- EXERCISE INSTRUCTIONS -
Restate the entire listing word for word.

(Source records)

'''

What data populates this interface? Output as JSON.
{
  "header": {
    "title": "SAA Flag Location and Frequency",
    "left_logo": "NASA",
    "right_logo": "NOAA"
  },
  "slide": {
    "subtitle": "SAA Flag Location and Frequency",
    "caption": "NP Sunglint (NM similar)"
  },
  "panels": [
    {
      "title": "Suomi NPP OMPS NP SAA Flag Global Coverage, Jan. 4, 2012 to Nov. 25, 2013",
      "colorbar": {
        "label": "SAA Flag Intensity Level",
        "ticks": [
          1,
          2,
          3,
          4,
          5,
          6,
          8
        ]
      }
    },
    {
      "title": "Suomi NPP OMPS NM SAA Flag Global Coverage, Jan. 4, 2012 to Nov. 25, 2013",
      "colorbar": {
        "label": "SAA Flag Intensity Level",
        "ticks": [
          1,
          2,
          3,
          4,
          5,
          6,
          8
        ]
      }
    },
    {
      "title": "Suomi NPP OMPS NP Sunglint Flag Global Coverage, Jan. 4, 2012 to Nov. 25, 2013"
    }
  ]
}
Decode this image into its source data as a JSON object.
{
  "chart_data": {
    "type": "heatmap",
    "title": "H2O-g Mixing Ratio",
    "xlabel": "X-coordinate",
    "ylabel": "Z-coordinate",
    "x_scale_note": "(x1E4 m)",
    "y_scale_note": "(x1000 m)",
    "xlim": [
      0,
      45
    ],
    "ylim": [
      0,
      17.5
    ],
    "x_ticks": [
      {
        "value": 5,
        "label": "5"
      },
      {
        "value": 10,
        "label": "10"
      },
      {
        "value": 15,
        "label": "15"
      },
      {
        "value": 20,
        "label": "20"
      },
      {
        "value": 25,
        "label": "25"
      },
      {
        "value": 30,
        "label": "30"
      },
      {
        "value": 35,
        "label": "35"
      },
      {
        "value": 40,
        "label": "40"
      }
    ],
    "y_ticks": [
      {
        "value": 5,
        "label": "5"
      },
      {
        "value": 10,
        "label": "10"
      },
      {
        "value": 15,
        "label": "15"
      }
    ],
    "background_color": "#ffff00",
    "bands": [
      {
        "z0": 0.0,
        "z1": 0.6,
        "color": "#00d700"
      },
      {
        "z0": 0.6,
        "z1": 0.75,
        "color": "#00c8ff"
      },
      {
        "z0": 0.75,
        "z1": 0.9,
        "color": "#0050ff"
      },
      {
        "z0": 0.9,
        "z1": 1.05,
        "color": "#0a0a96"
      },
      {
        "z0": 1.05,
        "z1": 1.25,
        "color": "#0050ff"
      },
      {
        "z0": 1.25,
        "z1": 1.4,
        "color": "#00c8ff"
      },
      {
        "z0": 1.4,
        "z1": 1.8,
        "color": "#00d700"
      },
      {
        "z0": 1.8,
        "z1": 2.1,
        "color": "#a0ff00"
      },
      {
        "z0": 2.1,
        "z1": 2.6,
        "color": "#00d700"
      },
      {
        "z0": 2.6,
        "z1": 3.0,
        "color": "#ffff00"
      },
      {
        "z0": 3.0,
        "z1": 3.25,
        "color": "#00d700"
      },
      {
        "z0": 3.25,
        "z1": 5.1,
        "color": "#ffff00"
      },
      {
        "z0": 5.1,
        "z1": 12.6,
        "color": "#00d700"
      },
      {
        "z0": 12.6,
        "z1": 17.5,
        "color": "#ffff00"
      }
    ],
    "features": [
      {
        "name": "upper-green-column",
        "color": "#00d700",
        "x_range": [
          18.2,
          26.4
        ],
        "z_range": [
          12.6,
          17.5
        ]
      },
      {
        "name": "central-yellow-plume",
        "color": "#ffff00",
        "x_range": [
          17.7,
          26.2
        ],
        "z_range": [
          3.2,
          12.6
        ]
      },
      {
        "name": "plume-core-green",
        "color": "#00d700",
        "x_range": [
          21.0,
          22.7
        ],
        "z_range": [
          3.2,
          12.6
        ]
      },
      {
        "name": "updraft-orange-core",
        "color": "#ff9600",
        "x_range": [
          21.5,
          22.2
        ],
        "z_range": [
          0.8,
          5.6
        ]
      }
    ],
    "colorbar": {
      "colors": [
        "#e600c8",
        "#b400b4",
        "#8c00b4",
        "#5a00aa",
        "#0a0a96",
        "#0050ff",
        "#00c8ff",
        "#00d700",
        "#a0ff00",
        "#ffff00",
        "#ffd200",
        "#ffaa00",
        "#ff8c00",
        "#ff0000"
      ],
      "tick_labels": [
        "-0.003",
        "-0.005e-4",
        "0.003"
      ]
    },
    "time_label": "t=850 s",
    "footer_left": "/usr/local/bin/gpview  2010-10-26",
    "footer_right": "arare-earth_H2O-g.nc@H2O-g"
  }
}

'''

- REPLY TO THE EXERCISE -
What data populates this interface? Output as JSON.
{
  "header": {
    "title": "SAA Flag Location and Frequency",
    "left_logo": "NASA",
    "right_logo": "NOAA"
  },
  "slide": {
    "subtitle": "SAA Flag Location and Frequency",
    "caption": "NP Sunglint (NM similar)"
  },
  "panels": [
    {
      "title": "Suomi NPP OMPS NP SAA Flag Global Coverage, Jan. 4, 2012 to Nov. 25, 2013",
      "colorbar": {
        "label": "SAA Flag Intensity Level",
        "ticks": [
          1,
          2,
          3,
          4,
          5,
          6,
          8
        ]
      }
    },
    {
      "title": "Suomi NPP OMPS NM SAA Flag Global Coverage, Jan. 4, 2012 to Nov. 25, 2013",
      "colorbar": {
        "label": "SAA Flag Intensity Level",
        "ticks": [
          1,
          2,
          3,
          4,
          5,
          6,
          8
        ]
      }
    },
    {
      "title": "Suomi NPP OMPS NP Sunglint Flag Global Coverage, Jan. 4, 2012 to Nov. 25, 2013"
    }
  ]
}
Decode this image into its source data as a JSON object.
{
  "chart_data": {
    "type": "heatmap",
    "title": "H2O-g Mixing Ratio",
    "xlabel": "X-coordinate",
    "ylabel": "Z-coordinate",
    "x_scale_note": "(x1E4 m)",
    "y_scale_note": "(x1000 m)",
    "xlim": [
      0,
      45
    ],
    "ylim": [
      0,
      17.5
    ],
    "x_ticks": [
      {
        "value": 5,
        "label": "5"
      },
      {
        "value": 10,
        "label": "10"
      },
      {
        "value": 15,
        "label": "15"
      },
      {
        "value": 20,
        "label": "20"
      },
      {
        "value": 25,
        "label": "25"
      },
      {
        "value": 30,
        "label": "30"
      },
      {
        "value": 35,
        "label": "35"
      },
      {
        "value": 40,
        "label": "40"
      }
    ],
    "y_ticks": [
      {
        "value": 5,
        "label": "5"
      },
      {
        "value": 10,
        "label": "10"
      },
      {
        "value": 15,
        "label": "15"
      }
    ],
    "background_color": "#ffff00",
    "bands": [
      {
        "z0": 0.0,
        "z1": 0.6,
        "color": "#00d700"
      },
      {
        "z0": 0.6,
        "z1": 0.75,
        "color": "#00c8ff"
      },
      {
        "z0": 0.75,
        "z1": 0.9,
        "color": "#0050ff"
      },
      {
        "z0": 0.9,
        "z1": 1.05,
        "color": "#0a0a96"
      },
      {
        "z0": 1.05,
        "z1": 1.25,
        "color": "#0050ff"
      },
      {
        "z0": 1.25,
        "z1": 1.4,
        "color": "#00c8ff"
      },
      {
        "z0": 1.4,
        "z1": 1.8,
        "color": "#00d700"
      },
      {
        "z0": 1.8,
        "z1": 2.1,
        "color": "#a0ff00"
      },
      {
        "z0": 2.1,
        "z1": 2.6,
        "color": "#00d700"
      },
      {
        "z0": 2.6,
        "z1": 3.0,
        "color": "#ffff00"
      },
      {
        "z0": 3.0,
        "z1": 3.25,
        "color": "#00d700"
      },
      {
        "z0": 3.25,
        "z1": 5.1,
        "color": "#ffff00"
      },
      {
        "z0": 5.1,
        "z1": 12.6,
        "color": "#00d700"
      },
      {
        "z0": 12.6,
        "z1": 17.5,
        "color": "#ffff00"
      }
    ],
    "features": [
      {
        "name": "upper-green-column",
        "color": "#00d700",
        "x_range": [
          18.2,
          26.4
        ],
        "z_range": [
          12.6,
          17.5
        ]
      },
      {
        "name": "central-yellow-plume",
        "color": "#ffff00",
        "x_range": [
          17.7,
          26.2
        ],
        "z_range": [
          3.2,
          12.6
        ]
      },
      {
        "name": "plume-core-green",
        "color": "#00d700",
        "x_range": [
          21.0,
          22.7
        ],
        "z_range": [
          3.2,
          12.6
        ]
      },
      {
        "name": "updraft-orange-core",
        "color": "#ff9600",
        "x_range": [
          21.5,
          22.2
        ],
        "z_range": [
          0.8,
          5.6
        ]
      }
    ],
    "colorbar": {
      "colors": [
        "#e600c8",
        "#b400b4",
        "#8c00b4",
        "#5a00aa",
        "#0a0a96",
        "#0050ff",
        "#00c8ff",
        "#00d700",
        "#a0ff00",
        "#ffff00",
        "#ffd200",
        "#ffaa00",
        "#ff8c00",
        "#ff0000"
      ],
      "tick_labels": [
        "-0.003",
        "-0.005e-4",
        "0.003"
      ]
    },
    "time_label": "t=850 s",
    "footer_left": "/usr/local/bin/gpview  2010-10-26",
    "footer_right": "arare-earth_H2O-g.nc@H2O-g"
  }
}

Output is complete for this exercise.